# [Problem to work on]
Return the whole listing exactly as it stands.
(begin)
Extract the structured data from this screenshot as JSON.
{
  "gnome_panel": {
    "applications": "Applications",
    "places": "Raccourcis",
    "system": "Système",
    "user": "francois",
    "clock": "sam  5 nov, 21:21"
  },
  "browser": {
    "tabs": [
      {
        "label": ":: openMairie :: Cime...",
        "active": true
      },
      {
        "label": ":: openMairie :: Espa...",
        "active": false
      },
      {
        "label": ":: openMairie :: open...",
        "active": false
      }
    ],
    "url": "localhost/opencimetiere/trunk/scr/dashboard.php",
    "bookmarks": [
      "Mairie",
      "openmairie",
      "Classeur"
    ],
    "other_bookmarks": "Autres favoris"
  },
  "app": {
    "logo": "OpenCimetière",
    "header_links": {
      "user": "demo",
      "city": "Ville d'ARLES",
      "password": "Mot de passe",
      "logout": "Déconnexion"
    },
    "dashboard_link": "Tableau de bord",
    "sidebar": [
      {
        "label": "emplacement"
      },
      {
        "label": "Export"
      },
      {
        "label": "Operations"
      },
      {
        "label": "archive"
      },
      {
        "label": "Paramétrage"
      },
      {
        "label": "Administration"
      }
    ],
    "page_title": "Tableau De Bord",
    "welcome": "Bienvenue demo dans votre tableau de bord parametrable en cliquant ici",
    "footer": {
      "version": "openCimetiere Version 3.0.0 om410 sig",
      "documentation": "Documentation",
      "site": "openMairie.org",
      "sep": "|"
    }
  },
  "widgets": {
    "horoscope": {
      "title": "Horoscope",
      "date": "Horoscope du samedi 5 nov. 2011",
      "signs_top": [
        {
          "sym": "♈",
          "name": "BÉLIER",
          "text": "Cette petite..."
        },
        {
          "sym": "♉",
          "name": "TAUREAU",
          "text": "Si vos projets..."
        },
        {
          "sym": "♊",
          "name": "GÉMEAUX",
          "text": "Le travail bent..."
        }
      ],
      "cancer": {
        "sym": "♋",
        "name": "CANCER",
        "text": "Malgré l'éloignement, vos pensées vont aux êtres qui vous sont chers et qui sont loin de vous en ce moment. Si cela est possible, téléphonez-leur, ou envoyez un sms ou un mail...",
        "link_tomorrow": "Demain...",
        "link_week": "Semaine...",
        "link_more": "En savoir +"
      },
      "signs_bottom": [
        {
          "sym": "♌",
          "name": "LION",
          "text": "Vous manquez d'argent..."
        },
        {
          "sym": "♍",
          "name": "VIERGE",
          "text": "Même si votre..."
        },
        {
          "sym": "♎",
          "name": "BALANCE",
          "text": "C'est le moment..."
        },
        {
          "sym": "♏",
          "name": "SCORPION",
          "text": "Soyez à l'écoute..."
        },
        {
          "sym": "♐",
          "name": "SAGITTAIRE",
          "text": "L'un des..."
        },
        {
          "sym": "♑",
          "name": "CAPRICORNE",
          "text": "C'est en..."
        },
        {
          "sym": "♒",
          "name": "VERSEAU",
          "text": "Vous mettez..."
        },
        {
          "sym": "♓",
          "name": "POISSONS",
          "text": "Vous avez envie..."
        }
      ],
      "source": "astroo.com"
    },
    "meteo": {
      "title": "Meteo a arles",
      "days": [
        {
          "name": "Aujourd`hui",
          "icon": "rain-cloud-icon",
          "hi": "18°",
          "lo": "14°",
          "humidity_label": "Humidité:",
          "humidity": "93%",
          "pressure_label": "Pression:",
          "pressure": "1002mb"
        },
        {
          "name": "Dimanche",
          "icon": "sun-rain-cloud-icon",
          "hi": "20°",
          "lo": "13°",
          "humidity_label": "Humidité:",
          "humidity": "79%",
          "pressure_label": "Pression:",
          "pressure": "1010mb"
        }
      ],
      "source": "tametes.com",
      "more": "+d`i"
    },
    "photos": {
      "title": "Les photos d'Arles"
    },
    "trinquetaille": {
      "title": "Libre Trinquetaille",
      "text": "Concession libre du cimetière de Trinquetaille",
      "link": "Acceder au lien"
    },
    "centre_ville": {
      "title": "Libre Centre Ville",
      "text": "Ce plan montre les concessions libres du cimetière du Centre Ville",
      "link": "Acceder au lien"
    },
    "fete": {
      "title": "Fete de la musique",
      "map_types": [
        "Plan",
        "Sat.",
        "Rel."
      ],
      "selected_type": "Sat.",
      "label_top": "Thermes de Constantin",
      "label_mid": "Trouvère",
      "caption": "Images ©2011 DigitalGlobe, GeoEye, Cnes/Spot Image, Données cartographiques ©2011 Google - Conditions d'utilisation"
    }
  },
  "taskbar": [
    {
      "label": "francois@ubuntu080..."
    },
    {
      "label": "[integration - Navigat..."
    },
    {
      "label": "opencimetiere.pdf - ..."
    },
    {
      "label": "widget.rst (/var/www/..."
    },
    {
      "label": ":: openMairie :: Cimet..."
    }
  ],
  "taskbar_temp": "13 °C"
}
(end)
# [Result for this exercise]
Extract the structured data from this screenshot as JSON.
{
  "gnome_panel": {
    "applications": "Applications",
    "places": "Raccourcis",
    "system": "Système",
    "user": "francois",
    "clock": "sam  5 nov, 21:21"
  },
  "browser": {
    "tabs": [
      {
        "label": ":: openMairie :: Cime...",
        "active": true
      },
      {
        "label": ":: openMairie :: Espa...",
        "active": false
      },
      {
        "label": ":: openMairie :: open...",
        "active": false
      }
    ],
    "url": "localhost/opencimetiere/trunk/scr/dashboard.php",
    "bookmarks": [
      "Mairie",
      "openmairie",
      "Classeur"
    ],
    "other_bookmarks": "Autres favoris"
  },
  "app": {
    "logo": "OpenCimetière",
    "header_links": {
      "user": "demo",
      "city": "Ville d'ARLES",
      "password": "Mot de passe",
      "logout": "Déconnexion"
    },
    "dashboard_link": "Tableau de bord",
    "sidebar": [
      {
        "label": "emplacement"
      },
      {
        "label": "Export"
      },
      {
        "label": "Operations"
      },
      {
        "label": "archive"
      },
      {
        "label": "Paramétrage"
      },
      {
        "label": "Administration"
      }
    ],
    "page_title": "Tableau De Bord",
    "welcome": "Bienvenue demo dans votre tableau de bord parametrable en cliquant ici",
    "footer": {
      "version": "openCimetiere Version 3.0.0 om410 sig",
      "documentation": "Documentation",
      "site": "openMairie.org",
      "sep": "|"
    }
  },
  "widgets": {
    "horoscope": {
      "title": "Horoscope",
      "date": "Horoscope du samedi 5 nov. 2011",
      "signs_top": [
        {
          "sym": "♈",
          "name": "BÉLIER",
          "text": "Cette petite..."
        },
        {
          "sym": "♉",
          "name": "TAUREAU",
          "text": "Si vos projets..."
        },
        {
          "sym": "♊",
          "name": "GÉMEAUX",
          "text": "Le travail bent..."
        }
      ],
      "cancer": {
        "sym": "♋",
        "name": "CANCER",
        "text": "Malgré l'éloignement, vos pensées vont aux êtres qui vous sont chers et qui sont loin de vous en ce moment. Si cela est possible, téléphonez-leur, ou envoyez un sms ou un mail...",
        "link_tomorrow": "Demain...",
        "link_week": "Semaine...",
        "link_more": "En savoir +"
      },
      "signs_bottom": [
        {
          "sym": "♌",
          "name": "LION",
          "text": "Vous manquez d'argent..."
        },
        {
          "sym": "♍",
          "name": "VIERGE",
          "text": "Même si votre..."
        },
        {
          "sym": "♎",
          "name": "BALANCE",
          "text": "C'est le moment..."
        },
        {
          "sym": "♏",
          "name": "SCORPION",
          "text": "Soyez à l'écoute..."
        },
        {
          "sym": "♐",
          "name": "SAGITTAIRE",
          "text": "L'un des..."
        },
        {
          "sym": "♑",
          "name": "CAPRICORNE",
          "text": "C'est en..."
        },
        {
          "sym": "♒",
          "name": "VERSEAU",
          "text": "Vous mettez..."
        },
        {
          "sym": "♓",
          "name": "POISSONS",
          "text": "Vous avez envie..."
        }
      ],
      "source": "astroo.com"
    },
    "meteo": {
      "title": "Meteo a arles",
      "days": [
        {
          "name": "Aujourd`hui",
          "icon": "rain-cloud-icon",
          "hi": "18°",
          "lo": "14°",
          "humidity_label": "Humidité:",
          "humidity": "93%",
          "pressure_label": "Pression:",
          "pressure": "1002mb"
        },
        {
          "name": "Dimanche",
          "icon": "sun-rain-cloud-icon",
          "hi": "20°",
          "lo": "13°",
          "humidity_label": "Humidité:",
          "humidity": "79%",
          "pressure_label": "Pression:",
          "pressure": "1010mb"
        }
      ],
      "source": "tametes.com",
      "more": "+d`i"
    },
    "photos": {
      "title": "Les photos d'Arles"
    },
    "trinquetaille": {
      "title": "Libre Trinquetaille",
      "text": "Concession libre du cimetière de Trinquetaille",
      "link": "Acceder au lien"
    },
    "centre_ville": {
      "title": "Libre Centre Ville",
      "text": "Ce plan montre les concessions libres du cimetière du Centre Ville",
      "link": "Acceder au lien"
    },
    "fete": {
      "title": "Fete de la musique",
      "map_types": [
        "Plan",
        "Sat.",
        "Rel."
      ],
      "selected_type": "Sat.",
      "label_top": "Thermes de Constantin",
      "label_mid": "Trouvère",
      "caption": "Images ©2011 DigitalGlobe, GeoEye, Cnes/Spot Image, Données cartographiques ©2011 Google - Conditions d'utilisation"
    }
  },
  "taskbar": [
    {
      "label": "francois@ubuntu080..."
    },
    {
      "label": "[integration - Navigat..."
    },
    {
      "label": "opencimetiere.pdf - ..."
    },
    {
      "label": "widget.rst (/var/www/..."
    },
    {
      "label": ":: openMairie :: Cimet..."
    }
  ],
  "taskbar_temp": "13 °C"
}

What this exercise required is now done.